Pull every "powietrza" line out of the data below.

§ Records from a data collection
____

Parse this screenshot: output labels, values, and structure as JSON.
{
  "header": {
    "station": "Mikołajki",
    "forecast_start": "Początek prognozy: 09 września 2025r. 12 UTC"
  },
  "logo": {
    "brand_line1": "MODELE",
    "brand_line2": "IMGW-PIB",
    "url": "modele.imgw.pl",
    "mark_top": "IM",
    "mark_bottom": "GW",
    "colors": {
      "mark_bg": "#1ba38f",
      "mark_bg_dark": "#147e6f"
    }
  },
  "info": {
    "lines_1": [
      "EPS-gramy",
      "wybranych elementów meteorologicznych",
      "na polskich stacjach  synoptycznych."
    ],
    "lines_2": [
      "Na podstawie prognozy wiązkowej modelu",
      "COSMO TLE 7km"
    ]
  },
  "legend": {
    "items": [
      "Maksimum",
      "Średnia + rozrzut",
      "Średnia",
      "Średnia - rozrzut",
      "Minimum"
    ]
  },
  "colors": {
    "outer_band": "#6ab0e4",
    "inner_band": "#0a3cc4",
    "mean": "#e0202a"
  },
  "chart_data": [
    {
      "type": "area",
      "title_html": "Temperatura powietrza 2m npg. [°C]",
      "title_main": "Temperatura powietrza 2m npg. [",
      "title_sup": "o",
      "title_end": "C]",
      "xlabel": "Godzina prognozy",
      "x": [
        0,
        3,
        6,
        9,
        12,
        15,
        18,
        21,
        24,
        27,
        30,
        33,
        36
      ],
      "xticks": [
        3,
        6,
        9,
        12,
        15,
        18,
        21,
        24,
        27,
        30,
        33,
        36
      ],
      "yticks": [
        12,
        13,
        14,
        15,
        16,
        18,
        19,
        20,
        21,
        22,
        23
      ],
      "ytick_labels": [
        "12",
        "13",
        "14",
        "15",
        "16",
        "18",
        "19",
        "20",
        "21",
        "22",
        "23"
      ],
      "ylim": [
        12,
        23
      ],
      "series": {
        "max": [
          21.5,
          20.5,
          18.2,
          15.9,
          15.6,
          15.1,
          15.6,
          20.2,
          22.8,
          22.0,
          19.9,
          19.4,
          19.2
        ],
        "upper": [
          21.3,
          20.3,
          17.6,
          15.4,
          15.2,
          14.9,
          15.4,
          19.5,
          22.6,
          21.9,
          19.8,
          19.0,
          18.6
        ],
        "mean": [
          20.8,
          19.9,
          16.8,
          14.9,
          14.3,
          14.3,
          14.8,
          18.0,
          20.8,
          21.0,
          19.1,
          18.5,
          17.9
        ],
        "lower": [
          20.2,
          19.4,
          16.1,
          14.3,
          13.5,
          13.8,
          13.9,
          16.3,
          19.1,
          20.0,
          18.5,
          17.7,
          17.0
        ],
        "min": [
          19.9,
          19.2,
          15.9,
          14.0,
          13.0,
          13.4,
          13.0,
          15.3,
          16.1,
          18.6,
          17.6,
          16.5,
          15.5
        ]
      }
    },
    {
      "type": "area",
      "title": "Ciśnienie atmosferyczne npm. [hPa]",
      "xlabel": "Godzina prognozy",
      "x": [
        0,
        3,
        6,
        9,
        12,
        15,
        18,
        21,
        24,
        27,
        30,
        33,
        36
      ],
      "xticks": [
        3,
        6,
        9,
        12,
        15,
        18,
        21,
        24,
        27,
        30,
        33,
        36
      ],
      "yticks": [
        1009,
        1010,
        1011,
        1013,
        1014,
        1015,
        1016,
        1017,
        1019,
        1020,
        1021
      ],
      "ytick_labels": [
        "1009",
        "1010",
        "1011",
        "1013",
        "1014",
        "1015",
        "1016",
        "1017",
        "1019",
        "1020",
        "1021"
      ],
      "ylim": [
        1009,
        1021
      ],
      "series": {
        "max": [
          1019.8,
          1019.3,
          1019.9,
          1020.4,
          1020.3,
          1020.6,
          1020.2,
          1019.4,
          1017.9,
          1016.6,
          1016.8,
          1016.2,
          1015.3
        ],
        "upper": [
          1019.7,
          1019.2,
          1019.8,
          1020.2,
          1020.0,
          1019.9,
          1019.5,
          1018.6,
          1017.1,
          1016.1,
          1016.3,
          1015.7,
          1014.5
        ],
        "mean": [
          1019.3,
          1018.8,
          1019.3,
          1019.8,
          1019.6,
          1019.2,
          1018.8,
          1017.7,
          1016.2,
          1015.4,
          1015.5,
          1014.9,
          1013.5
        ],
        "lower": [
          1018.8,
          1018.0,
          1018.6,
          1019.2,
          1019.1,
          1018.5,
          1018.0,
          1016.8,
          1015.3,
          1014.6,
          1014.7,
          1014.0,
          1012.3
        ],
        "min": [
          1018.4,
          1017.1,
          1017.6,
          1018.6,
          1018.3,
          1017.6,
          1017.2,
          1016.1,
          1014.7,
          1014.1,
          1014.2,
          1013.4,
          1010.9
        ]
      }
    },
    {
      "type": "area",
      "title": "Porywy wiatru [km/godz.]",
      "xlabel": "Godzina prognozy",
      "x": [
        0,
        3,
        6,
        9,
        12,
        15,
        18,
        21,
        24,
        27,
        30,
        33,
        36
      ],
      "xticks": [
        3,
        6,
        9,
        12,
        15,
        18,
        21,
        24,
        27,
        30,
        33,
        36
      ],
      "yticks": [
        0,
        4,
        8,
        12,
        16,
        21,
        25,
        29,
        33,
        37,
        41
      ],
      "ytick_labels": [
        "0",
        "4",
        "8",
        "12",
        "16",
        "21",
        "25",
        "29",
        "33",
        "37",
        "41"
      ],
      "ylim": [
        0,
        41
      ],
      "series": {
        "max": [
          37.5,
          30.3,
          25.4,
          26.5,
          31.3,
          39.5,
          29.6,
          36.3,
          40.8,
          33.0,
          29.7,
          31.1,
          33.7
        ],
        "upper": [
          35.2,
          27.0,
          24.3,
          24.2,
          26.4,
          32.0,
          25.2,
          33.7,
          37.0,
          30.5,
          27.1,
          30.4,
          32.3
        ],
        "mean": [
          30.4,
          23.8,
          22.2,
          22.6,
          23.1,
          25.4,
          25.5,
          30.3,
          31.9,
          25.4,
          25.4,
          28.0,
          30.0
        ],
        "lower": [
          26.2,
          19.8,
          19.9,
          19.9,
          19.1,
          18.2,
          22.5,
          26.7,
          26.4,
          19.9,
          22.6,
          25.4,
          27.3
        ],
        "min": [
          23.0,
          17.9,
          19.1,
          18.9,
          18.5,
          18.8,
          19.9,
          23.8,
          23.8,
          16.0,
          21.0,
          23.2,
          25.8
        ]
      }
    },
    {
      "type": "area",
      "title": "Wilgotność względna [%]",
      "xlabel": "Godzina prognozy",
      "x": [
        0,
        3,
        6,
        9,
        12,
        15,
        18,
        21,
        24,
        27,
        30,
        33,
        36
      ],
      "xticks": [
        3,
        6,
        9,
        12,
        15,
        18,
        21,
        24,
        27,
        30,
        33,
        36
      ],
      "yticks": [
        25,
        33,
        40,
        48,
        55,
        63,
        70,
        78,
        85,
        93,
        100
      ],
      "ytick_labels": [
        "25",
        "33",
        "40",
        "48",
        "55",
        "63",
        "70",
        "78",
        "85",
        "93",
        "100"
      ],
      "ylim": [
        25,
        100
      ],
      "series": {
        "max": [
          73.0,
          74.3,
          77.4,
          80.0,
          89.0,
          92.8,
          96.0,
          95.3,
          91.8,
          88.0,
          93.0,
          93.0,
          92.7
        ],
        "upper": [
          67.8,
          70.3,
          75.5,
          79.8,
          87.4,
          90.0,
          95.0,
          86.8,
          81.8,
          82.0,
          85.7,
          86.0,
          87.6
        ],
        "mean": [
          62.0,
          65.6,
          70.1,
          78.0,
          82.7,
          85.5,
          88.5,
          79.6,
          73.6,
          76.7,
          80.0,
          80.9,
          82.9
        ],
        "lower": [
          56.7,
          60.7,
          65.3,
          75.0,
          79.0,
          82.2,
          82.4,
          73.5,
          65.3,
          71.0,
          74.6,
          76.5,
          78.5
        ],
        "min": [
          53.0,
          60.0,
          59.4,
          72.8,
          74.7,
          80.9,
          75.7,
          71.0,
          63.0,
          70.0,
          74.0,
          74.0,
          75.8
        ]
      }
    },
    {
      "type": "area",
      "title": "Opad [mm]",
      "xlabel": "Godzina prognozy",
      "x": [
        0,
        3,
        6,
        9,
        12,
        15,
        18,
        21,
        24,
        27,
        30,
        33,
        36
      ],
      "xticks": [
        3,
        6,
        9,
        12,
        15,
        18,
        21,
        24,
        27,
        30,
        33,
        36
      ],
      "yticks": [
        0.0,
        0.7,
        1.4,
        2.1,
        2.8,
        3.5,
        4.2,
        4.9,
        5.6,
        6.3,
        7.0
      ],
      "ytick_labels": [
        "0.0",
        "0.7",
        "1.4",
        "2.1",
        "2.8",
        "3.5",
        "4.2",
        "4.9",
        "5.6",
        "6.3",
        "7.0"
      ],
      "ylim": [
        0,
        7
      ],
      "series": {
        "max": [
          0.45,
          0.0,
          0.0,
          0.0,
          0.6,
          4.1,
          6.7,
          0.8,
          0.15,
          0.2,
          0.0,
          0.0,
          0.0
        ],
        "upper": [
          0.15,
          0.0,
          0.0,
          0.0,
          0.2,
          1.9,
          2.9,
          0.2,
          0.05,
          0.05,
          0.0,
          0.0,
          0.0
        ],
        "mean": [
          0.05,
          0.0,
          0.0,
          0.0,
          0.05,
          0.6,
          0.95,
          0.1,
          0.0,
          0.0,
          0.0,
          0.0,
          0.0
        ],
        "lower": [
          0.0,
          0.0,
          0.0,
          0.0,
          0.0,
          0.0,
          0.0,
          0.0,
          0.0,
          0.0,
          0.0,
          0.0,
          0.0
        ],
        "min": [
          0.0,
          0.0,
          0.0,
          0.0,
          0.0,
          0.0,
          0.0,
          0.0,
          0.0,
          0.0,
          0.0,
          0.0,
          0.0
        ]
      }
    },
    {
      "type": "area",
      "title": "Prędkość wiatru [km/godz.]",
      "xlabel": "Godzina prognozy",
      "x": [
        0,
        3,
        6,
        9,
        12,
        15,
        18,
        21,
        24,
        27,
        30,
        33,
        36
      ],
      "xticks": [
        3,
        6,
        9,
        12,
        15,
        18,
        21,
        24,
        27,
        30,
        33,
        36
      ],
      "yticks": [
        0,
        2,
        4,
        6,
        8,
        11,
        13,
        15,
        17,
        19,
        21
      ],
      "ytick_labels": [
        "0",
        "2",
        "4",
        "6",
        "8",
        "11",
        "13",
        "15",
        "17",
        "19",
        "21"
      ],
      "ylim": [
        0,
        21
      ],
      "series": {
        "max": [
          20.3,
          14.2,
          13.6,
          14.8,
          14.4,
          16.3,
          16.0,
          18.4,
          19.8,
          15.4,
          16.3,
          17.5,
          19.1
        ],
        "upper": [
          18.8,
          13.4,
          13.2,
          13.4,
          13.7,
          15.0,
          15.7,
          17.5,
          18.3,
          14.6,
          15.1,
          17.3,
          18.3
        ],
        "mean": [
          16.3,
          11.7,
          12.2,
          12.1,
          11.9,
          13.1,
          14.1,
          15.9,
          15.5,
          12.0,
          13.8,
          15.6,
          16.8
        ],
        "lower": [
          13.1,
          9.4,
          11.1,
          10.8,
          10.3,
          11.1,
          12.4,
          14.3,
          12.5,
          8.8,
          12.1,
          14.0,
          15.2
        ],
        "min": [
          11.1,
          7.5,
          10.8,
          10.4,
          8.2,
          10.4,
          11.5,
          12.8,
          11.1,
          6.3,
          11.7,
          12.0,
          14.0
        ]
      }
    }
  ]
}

____

§ Result of the task
      "title_html": "Temperatura powietrza 2m npg. [°C]",
      "title_main": "Temperatura powietrza 2m npg. [",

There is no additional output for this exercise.